Menyoal intoleran dan radikalisme di Indonesia merupakan PR penting bagi Negara. Tahun 2016 tercatat kepolisian RI menangani 170 kasus terorisme, dan bahkan sampai detik ini gerakan intoleran dan terorisme masih berlangsung di mana-mana. Di desa Babat, kecamatan legok Tanggerang, kebaktian umat Budha yang menebar ikan ditolak oleh warga setempat. Di Sukabumi Jawa barat terjadi penganiyaan terhadap Pemuka Agama, penganiayaan sampai terbunuhnya Kepala operasi PP Persis di bandung Jawa barat, dan bahkan hari minggu kemaren (11/2/2018) juga terjadi penyerangan terhadap jemaat dan pastor di gereja Santa Lidwina Yogyakarta. Rentetan kejadian ini bukan sepenuhnya masalah ekonomi, meskipun faktanya masalah kemiskinan di Negara kita masih belum teratasi secara maksimal. Bukan juga masalah keadilan Hukum semata, meskipun negara kita masih jauh dari negara yang menjunjung tinggi hukum. Tetapi ini masalah yang abstrak, tidak kasat mata, masalah ideologi, masalah yang tertancap dalam hati radikalis yang tidak mudah dideteksi. Jika seperti itu, maka kejadian-kejadian tersebut hanya pucuk gunung es di atas air laut. Sisanya masih menjulang ke dasar laut, dan tinggal menunggu waktu untuk mendengar kabar terberangusnya bangsa Indonesia oleh para radikalis dan kelompok Intoleran.

^^^^^^^^^^^^^^^^

Yang Harus Dikerjakan:
1. Jawab pertanyaan berikut berdasarkan teks tentang intoleransi dan radikalisme.
(a) Berapa kasus terorisme yang ditangani kepolisian RI pada tahun 2016?
(b) Di gereja mana terjadi penyerangan terhadap jemaat dan pastor pada 11/2/2018?
(c) Kejadian-kejadian tersebut diibaratkan sebagai apa?
2. Ubah "walking person arrow" menjadi "pedestrian arrow" pada catatan, mulai dari baris pertama catatan hingga baris yang memuat "- label: new IDPs: (Jan-Dec". Tuliskan kembali hanya baris-baris tersebut, dengan bagian lain tetap sama.

Item dari kumpulan data:
^^^^^^^^^^^^^^^^

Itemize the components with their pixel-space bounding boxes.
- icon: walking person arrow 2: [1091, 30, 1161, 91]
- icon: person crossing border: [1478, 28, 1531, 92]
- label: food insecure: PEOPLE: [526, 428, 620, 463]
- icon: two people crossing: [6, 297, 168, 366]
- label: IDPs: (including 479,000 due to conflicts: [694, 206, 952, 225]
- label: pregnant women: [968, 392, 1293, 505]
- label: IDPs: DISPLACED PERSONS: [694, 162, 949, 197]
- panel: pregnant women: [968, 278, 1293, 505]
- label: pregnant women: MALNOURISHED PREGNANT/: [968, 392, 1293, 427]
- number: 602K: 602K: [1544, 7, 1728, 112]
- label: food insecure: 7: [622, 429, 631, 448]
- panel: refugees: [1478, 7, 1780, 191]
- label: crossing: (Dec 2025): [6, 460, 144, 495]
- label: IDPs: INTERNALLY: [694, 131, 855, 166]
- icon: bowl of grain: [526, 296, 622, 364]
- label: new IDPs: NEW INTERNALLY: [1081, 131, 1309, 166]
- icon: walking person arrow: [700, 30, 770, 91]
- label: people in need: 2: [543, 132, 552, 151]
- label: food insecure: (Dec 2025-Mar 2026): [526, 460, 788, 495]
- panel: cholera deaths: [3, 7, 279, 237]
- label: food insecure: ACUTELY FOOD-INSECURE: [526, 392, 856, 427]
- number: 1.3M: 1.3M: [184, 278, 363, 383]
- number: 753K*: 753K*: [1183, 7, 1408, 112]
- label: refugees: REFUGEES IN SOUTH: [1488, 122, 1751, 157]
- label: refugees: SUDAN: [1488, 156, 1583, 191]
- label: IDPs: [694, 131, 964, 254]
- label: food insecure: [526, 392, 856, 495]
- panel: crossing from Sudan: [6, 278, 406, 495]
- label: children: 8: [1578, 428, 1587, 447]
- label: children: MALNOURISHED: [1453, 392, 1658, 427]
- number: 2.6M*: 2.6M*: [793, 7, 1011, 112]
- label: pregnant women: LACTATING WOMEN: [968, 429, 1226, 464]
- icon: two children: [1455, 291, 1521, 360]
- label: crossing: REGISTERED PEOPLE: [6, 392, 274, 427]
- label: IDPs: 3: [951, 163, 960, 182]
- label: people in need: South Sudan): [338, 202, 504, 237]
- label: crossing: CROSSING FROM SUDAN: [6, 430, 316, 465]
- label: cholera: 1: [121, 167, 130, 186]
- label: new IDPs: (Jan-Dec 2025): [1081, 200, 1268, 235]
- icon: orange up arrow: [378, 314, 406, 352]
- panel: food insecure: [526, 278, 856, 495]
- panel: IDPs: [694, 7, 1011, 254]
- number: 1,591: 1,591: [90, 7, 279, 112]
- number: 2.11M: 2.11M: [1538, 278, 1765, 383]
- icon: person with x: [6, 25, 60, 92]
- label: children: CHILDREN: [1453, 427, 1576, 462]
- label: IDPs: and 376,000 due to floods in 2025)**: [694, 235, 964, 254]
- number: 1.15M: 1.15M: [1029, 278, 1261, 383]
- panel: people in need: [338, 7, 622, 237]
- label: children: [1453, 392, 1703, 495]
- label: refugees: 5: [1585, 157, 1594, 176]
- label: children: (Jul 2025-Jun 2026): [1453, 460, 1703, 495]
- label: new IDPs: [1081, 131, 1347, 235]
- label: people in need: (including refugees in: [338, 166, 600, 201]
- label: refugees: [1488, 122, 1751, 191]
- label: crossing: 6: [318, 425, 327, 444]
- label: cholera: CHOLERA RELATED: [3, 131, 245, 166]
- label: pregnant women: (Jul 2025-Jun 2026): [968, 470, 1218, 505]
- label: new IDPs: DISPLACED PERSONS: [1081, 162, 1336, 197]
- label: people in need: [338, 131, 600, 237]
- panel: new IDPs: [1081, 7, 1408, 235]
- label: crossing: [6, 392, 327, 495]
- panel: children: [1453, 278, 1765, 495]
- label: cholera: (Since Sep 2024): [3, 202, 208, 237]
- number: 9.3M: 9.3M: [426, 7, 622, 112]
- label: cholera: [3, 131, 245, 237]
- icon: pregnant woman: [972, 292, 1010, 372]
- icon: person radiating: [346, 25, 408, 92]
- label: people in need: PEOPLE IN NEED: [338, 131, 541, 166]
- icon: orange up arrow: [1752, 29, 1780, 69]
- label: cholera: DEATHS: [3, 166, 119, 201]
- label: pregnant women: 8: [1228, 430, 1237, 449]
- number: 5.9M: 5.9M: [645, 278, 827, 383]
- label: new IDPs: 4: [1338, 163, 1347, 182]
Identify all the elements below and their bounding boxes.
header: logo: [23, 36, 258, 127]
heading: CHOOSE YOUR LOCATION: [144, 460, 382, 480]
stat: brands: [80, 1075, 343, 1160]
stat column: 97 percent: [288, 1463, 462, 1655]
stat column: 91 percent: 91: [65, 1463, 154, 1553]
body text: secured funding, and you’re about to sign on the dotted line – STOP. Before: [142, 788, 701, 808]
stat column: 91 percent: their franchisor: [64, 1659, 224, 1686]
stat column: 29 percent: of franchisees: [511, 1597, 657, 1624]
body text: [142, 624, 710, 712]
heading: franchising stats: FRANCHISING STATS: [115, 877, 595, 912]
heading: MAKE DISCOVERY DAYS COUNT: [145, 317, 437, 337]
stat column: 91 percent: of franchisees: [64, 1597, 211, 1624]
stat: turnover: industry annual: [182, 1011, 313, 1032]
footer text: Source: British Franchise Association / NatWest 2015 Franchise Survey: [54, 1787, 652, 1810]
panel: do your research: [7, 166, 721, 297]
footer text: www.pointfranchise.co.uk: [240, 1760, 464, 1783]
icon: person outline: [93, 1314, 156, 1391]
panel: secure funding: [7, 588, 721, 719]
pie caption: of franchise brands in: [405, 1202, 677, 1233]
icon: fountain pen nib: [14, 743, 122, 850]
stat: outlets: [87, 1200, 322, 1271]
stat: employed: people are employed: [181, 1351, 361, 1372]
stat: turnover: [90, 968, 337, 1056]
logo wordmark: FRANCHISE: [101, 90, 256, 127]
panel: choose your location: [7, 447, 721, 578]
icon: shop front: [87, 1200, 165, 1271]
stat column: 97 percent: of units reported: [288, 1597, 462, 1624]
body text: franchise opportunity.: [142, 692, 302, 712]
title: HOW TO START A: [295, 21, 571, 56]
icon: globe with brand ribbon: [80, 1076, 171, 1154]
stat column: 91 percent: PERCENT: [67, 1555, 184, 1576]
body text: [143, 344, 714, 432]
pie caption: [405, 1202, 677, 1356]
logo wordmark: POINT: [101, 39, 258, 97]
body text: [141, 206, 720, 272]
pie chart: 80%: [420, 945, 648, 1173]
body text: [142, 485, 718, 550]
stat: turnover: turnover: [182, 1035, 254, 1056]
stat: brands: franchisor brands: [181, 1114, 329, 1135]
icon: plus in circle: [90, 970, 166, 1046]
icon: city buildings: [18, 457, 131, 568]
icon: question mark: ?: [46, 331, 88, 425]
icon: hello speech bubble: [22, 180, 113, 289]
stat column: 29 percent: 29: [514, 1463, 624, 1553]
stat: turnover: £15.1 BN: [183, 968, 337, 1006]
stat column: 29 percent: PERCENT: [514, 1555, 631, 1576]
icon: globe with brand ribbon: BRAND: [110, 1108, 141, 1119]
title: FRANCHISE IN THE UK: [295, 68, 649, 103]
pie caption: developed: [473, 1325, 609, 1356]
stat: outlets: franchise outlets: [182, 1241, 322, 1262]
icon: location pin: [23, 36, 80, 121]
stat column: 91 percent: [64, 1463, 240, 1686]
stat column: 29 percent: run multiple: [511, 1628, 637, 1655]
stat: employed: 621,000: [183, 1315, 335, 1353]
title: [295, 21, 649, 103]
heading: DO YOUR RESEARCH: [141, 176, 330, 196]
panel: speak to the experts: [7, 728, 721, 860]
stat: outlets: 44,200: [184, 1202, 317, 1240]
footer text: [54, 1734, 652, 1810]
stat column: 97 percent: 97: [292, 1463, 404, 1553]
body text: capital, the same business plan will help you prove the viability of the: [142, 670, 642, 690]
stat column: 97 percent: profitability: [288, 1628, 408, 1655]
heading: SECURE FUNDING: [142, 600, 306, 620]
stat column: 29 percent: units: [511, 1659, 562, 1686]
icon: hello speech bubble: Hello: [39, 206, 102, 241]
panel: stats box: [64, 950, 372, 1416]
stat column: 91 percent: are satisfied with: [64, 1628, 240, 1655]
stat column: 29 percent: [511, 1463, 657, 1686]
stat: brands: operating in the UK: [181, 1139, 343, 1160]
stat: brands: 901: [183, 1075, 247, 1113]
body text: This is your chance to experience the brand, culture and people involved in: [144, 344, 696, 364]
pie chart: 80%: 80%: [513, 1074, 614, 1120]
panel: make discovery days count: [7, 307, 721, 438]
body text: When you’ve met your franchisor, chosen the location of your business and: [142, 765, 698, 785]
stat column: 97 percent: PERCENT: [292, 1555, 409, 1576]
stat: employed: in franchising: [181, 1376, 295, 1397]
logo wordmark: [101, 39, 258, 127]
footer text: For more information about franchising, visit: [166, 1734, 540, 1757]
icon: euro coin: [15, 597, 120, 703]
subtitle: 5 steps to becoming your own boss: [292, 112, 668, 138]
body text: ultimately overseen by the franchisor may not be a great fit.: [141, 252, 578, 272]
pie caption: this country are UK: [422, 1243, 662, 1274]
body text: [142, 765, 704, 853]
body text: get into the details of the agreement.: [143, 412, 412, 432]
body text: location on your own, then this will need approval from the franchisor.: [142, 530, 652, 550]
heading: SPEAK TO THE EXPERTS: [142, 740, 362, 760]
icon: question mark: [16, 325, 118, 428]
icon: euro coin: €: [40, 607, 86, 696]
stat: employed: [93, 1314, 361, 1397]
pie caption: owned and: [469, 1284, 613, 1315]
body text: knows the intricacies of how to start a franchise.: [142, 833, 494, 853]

^^^^^^^^^^^^^^^^

Jawaban Tiap Tugas:
1.
(a) 170 kasus.
(b) Gereja Santa Lidwina Yogyakarta.
(c) Pucuk gunung es di atas air laut.

2.
Itemize the components with their pixel-space bounding boxes.
- icon: pedestrian arrow 2: [1091, 30, 1161, 91]
- icon: person crossing border: [1478, 28, 1531, 92]
- label: food insecure: PEOPLE: [526, 428, 620, 463]
- icon: two people crossing: [6, 297, 168, 366]
- label: IDPs: (including 479,000 due to conflicts: [694, 206, 952, 225]
- label: pregnant women: [968, 392, 1293, 505]
- label: IDPs: DISPLACED PERSONS: [694, 162, 949, 197]
- panel: pregnant women: [968, 278, 1293, 505]
- label: pregnant women: MALNOURISHED PREGNANT/: [968, 392, 1293, 427]
- number: 602K: 602K: [1544, 7, 1728, 112]
- label: food insecure: 7: [622, 429, 631, 448]
- panel: refugees: [1478, 7, 1780, 191]
- label: crossing: (Dec 2025): [6, 460, 144, 495]
- label: IDPs: INTERNALLY: [694, 131, 855, 166]
- icon: bowl of grain: [526, 296, 622, 364]
- label: new IDPs: NEW INTERNALLY: [1081, 131, 1309, 166]
- icon: pedestrian arrow: [700, 30, 770, 91]
- label: people in need: 2: [543, 132, 552, 151]
- label: food insecure: (Dec 2025-Mar 2026): [526, 460, 788, 495]
- panel: cholera deaths: [3, 7, 279, 237]
- label: food insecure: ACUTELY FOOD-INSECURE: [526, 392, 856, 427]
- number: 1.3M: 1.3M: [184, 278, 363, 383]
- number: 753K*: 753K*: [1183, 7, 1408, 112]
- label: refugees: REFUGEES IN SOUTH: [1488, 122, 1751, 157]
- label: refugees: SUDAN: [1488, 156, 1583, 191]
- label: IDPs: [694, 131, 964, 254]
- label: food insecure: [526, 392, 856, 495]
- panel: crossing from Sudan: [6, 278, 406, 495]
- label: children: 8: [1578, 428, 1587, 447]
- label: children: MALNOURISHED: [1453, 392, 1658, 427]
- number: 2.6M*: 2.6M*: [793, 7, 1011, 112]
- label: pregnant women: LACTATING WOMEN: [968, 429, 1226, 464]
- icon: two children: [1455, 291, 1521, 360]
- label: crossing: REGISTERED PEOPLE: [6, 392, 274, 427]
- label: IDPs: 3: [951, 163, 960, 182]
- label: people in need: South Sudan): [338, 202, 504, 237]
- label: crossing: CROSSING FROM SUDAN: [6, 430, 316, 465]
- label: cholera: 1: [121, 167, 130, 186]
- label: new IDPs: (Jan-Dec 2025): [1081, 200, 1268, 235]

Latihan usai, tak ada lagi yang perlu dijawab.